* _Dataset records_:
● ● ●

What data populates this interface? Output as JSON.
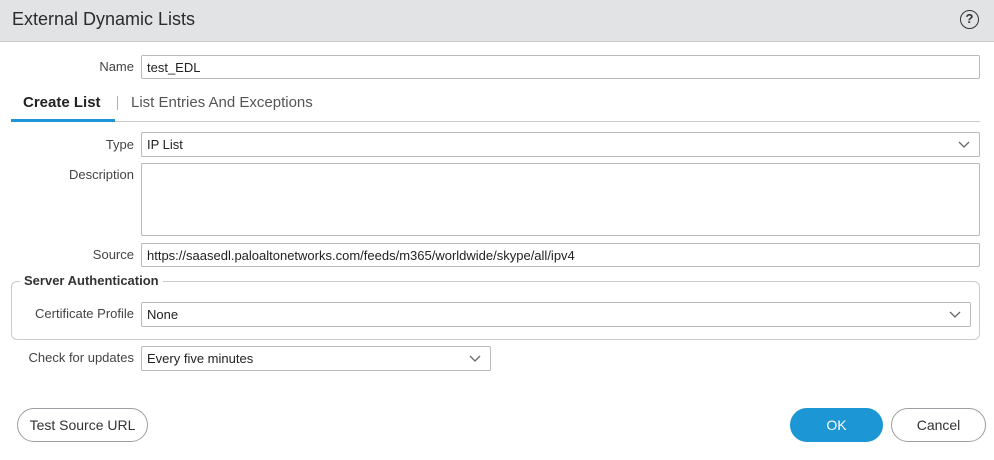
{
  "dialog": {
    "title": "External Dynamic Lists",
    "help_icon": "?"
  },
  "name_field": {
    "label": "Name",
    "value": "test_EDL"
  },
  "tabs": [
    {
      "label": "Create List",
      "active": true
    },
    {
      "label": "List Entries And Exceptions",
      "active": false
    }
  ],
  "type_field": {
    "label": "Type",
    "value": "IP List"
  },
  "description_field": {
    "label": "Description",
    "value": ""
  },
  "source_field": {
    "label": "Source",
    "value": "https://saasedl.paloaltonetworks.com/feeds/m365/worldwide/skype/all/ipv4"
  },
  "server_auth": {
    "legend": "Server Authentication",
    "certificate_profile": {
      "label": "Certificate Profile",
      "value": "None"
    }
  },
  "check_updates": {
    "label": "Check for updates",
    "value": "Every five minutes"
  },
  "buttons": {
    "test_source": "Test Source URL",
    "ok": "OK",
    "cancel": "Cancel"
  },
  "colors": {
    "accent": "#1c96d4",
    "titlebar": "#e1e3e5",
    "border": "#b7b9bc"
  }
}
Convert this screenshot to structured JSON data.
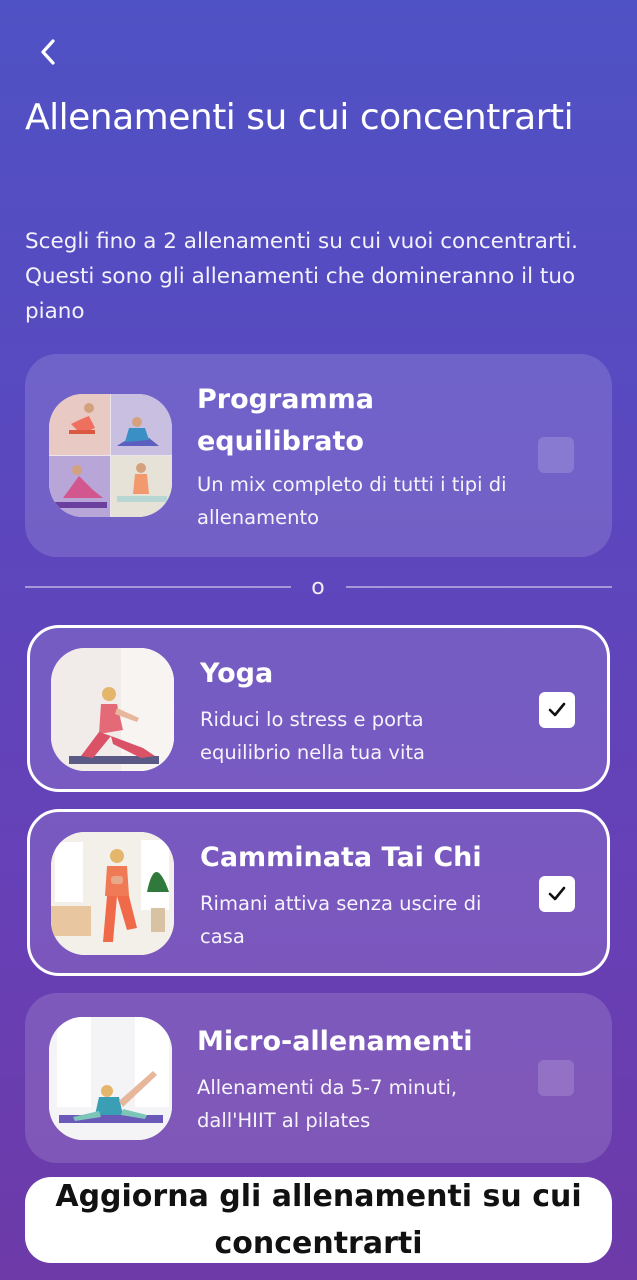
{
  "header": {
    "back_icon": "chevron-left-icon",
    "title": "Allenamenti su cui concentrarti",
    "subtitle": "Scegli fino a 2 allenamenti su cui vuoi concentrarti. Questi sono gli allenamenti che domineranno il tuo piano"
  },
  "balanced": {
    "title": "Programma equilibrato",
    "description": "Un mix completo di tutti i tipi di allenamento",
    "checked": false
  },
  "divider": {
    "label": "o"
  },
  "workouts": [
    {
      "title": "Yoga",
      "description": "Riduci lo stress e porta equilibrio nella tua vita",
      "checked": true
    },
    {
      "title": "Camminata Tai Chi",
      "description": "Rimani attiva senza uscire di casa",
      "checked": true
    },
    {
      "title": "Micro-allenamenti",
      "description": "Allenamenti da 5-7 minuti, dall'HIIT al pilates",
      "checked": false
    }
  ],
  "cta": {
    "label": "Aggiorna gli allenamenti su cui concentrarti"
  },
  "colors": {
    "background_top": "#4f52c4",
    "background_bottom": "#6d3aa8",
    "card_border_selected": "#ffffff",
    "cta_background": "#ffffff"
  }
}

● ● ●

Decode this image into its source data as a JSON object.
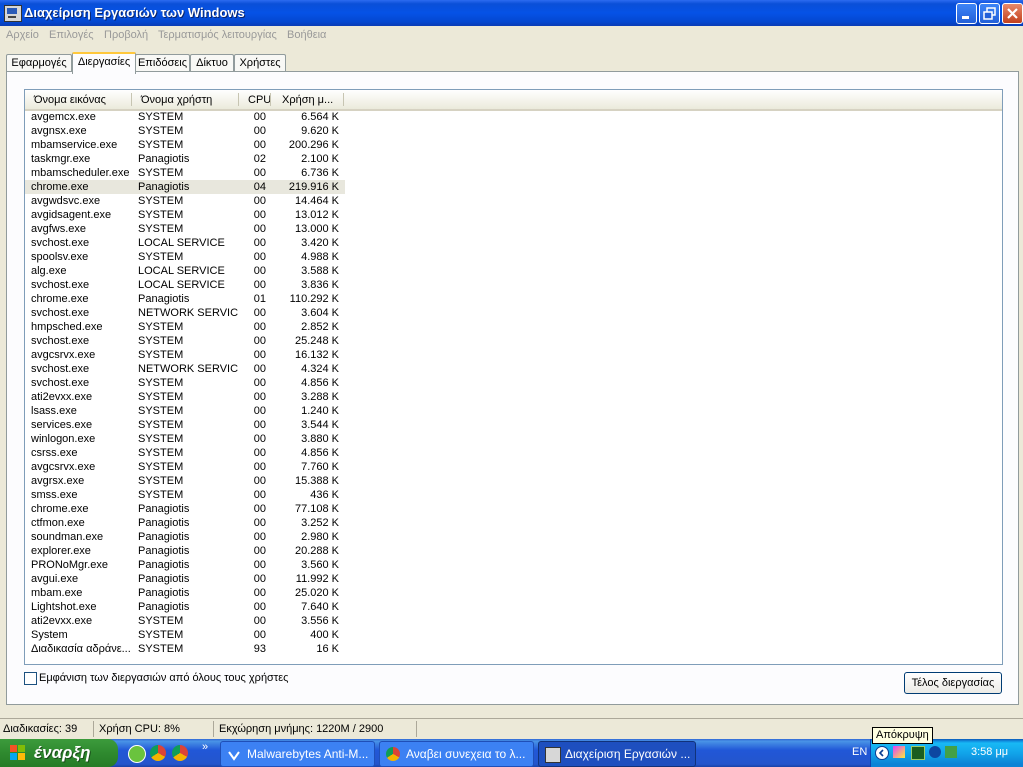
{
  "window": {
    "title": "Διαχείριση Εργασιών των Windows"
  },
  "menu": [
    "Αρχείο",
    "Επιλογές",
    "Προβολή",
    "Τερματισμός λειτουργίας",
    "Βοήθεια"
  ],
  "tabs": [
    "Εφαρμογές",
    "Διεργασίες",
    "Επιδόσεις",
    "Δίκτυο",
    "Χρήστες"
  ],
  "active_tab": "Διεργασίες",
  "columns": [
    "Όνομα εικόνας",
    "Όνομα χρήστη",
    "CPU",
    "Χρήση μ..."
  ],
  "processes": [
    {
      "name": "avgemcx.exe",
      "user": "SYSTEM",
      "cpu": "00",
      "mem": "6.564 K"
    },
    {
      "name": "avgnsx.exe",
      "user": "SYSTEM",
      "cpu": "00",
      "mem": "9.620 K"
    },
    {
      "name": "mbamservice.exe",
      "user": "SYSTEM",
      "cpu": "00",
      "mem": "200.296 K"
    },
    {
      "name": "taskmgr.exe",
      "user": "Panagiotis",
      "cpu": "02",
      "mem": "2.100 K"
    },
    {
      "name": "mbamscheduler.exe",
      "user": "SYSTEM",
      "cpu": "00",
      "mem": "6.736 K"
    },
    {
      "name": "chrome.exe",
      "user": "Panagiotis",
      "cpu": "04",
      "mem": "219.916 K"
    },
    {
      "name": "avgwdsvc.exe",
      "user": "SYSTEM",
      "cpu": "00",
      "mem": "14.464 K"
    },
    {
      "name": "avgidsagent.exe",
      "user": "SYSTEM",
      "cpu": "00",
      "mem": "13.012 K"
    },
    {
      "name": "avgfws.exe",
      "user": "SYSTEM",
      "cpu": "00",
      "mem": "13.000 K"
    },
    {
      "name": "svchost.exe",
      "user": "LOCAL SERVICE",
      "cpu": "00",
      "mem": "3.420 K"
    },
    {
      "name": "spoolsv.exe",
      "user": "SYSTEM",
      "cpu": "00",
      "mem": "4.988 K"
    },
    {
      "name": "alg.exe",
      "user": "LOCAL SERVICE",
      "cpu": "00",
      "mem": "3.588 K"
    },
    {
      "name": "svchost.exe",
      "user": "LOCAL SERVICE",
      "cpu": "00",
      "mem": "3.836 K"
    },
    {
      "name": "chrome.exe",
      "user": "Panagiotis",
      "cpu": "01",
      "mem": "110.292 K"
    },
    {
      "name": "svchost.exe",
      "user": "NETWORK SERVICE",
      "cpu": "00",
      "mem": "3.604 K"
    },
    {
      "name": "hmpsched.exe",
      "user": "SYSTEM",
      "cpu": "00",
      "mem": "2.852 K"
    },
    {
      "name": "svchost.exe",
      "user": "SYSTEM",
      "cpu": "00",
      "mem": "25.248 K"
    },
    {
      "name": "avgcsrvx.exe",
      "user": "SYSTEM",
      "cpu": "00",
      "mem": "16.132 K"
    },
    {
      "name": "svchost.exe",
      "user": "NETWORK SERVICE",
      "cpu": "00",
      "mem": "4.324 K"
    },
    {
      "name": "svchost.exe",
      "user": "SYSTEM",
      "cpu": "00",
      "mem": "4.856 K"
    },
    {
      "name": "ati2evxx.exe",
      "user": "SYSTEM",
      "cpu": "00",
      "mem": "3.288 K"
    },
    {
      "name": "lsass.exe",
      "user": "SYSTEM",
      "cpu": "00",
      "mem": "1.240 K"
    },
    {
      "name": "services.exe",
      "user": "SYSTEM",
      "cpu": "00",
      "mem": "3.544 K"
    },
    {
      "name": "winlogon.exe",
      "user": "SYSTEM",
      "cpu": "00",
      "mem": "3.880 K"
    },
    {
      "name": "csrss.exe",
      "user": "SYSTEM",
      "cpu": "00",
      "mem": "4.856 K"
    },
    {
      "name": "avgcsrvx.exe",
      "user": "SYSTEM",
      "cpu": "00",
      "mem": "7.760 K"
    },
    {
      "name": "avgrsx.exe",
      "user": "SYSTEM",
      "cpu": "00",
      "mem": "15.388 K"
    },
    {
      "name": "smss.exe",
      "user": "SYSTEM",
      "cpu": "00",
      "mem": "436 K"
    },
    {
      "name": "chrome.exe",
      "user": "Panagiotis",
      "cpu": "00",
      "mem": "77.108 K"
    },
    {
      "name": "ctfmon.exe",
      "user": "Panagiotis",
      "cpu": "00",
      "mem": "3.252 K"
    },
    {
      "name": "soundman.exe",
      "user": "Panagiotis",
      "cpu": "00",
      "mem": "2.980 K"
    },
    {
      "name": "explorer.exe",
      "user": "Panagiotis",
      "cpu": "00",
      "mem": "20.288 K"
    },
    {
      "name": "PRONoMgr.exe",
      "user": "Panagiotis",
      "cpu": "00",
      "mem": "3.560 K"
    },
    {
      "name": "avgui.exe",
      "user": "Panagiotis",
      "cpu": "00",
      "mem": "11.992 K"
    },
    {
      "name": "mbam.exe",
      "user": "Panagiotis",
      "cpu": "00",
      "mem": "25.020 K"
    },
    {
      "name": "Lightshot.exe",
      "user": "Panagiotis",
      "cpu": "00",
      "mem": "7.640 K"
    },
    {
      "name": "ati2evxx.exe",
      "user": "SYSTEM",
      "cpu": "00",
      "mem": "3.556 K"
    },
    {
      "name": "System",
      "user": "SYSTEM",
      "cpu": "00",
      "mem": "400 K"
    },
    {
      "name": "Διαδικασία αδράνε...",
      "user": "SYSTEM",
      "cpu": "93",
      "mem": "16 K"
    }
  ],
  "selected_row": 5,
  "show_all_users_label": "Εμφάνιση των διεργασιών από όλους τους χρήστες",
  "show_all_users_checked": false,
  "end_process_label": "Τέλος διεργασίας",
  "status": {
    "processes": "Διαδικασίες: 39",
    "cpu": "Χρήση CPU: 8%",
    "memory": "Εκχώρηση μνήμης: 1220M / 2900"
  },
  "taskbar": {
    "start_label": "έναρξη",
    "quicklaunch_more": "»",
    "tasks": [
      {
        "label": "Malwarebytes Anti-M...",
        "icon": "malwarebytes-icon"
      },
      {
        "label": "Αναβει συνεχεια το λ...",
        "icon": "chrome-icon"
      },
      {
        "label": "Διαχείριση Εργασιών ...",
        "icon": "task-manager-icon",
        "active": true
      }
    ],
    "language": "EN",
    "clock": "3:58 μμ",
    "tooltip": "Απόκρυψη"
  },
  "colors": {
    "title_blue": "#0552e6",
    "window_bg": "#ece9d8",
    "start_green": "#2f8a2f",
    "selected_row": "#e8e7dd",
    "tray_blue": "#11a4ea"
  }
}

● ● ●

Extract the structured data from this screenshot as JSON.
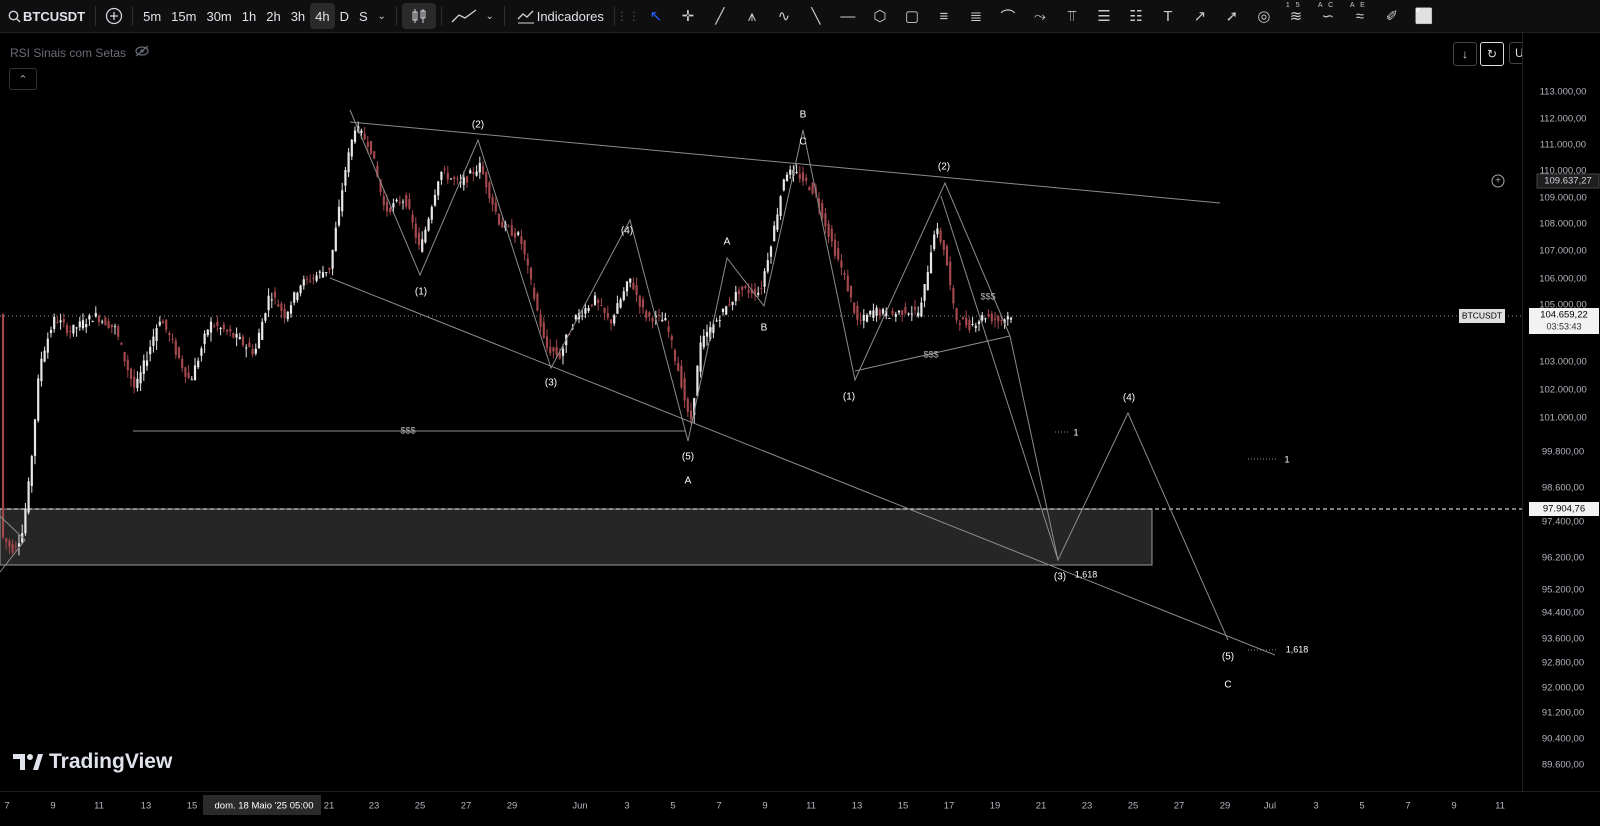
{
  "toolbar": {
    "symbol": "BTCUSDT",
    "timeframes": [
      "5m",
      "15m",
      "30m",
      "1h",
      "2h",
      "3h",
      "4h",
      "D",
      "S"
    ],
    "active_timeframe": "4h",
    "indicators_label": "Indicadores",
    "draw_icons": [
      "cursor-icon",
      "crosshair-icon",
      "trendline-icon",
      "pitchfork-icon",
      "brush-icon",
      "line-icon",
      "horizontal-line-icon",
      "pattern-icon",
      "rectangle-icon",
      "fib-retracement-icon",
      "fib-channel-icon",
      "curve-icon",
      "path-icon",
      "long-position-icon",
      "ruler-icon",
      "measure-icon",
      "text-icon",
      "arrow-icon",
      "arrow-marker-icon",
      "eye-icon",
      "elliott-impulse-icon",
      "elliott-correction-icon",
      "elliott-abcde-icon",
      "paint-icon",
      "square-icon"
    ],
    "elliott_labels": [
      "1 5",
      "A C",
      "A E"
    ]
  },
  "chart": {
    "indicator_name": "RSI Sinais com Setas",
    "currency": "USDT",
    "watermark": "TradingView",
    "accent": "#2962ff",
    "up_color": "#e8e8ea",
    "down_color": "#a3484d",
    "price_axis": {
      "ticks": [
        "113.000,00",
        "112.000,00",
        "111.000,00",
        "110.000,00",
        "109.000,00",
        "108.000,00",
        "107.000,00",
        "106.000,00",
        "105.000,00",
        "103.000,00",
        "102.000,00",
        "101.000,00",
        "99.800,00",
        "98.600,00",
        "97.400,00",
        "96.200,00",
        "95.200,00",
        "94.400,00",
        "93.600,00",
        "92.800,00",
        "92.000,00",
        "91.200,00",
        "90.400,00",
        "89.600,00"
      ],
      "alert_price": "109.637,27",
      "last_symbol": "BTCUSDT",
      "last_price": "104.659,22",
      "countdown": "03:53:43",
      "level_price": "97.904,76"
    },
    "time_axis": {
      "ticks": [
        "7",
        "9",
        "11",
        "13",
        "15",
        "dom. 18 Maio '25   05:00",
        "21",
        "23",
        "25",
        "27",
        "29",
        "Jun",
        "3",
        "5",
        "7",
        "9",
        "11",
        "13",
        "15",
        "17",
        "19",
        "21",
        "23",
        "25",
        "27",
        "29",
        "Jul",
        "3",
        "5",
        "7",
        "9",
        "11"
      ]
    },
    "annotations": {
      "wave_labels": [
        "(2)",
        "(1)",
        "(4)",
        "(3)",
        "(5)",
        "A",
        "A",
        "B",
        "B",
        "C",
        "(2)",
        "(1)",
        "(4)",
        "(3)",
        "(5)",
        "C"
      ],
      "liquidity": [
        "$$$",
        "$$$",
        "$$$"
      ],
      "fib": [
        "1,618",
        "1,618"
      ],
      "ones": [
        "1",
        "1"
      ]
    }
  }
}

● ● ●

* _WRITTEN PROBLEM_:
Gather up every line from the listing above in which the word "JSON" occurs.

* _RESPONSE TO THE EXERCISE_:
What data populates this interface? Output as JSON.
Convert this screenshot to structured JSON data.
Decode this image into its source data as a JSON object.
Extract the structured data from this screenshot as JSON.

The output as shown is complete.